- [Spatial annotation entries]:
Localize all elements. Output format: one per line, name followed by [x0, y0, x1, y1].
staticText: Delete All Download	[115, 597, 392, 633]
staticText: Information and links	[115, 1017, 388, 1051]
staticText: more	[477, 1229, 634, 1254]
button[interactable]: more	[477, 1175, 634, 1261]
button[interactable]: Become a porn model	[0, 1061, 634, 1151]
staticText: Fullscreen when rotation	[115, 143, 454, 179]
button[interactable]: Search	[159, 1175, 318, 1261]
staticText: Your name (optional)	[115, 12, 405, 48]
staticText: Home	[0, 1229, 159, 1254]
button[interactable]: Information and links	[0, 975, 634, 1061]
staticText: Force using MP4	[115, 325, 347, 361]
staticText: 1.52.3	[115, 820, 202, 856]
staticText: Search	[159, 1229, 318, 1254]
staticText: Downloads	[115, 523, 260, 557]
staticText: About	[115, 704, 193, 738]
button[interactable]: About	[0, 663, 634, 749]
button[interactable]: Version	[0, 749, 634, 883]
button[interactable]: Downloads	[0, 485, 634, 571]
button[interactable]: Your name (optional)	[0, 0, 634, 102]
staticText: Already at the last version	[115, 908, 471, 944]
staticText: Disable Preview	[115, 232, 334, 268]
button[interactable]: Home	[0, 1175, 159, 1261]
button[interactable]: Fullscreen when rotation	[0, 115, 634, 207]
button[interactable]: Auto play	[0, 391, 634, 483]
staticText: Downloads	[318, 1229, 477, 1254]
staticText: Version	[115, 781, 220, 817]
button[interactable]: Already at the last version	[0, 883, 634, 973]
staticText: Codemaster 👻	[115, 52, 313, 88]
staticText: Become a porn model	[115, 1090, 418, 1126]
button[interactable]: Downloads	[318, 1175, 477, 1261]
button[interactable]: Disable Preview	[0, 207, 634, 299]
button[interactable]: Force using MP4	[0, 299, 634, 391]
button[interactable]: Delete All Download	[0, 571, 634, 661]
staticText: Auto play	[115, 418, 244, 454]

- [PROBLEM STATEMENT]:
Recast the lines above, from the first one to the line containing "staticText: Your name", as a Markdown table with the columns Row and Text. Put one line in each row, give each row its number, and omit blank lines.

- [REPLY]:
| Row | Text |
|---|---|
| 1 | Localize all elements. Output format: one per line, name followed by [x0, y0, x1, y1]. |
| 2 | staticText: Delete All Download	[115, 597, 392, 633] |
| 3 | staticText: Information and links	[115, 1017, 388, 1051] |
| 4 | staticText: more	[477, 1229, 634, 1254] |
| 5 | button[interactable]: more	[477, 1175, 634, 1261] |
| 6 | button[interactable]: Become a porn model	[0, 1061, 634, 1151] |
| 7 | staticText: Fullscreen when rotation	[115, 143, 454, 179] |
| 8 | button[interactable]: Search	[159, 1175, 318, 1261] |
| 9 | staticText: Your name (optional)	[115, 12, 405, 48] |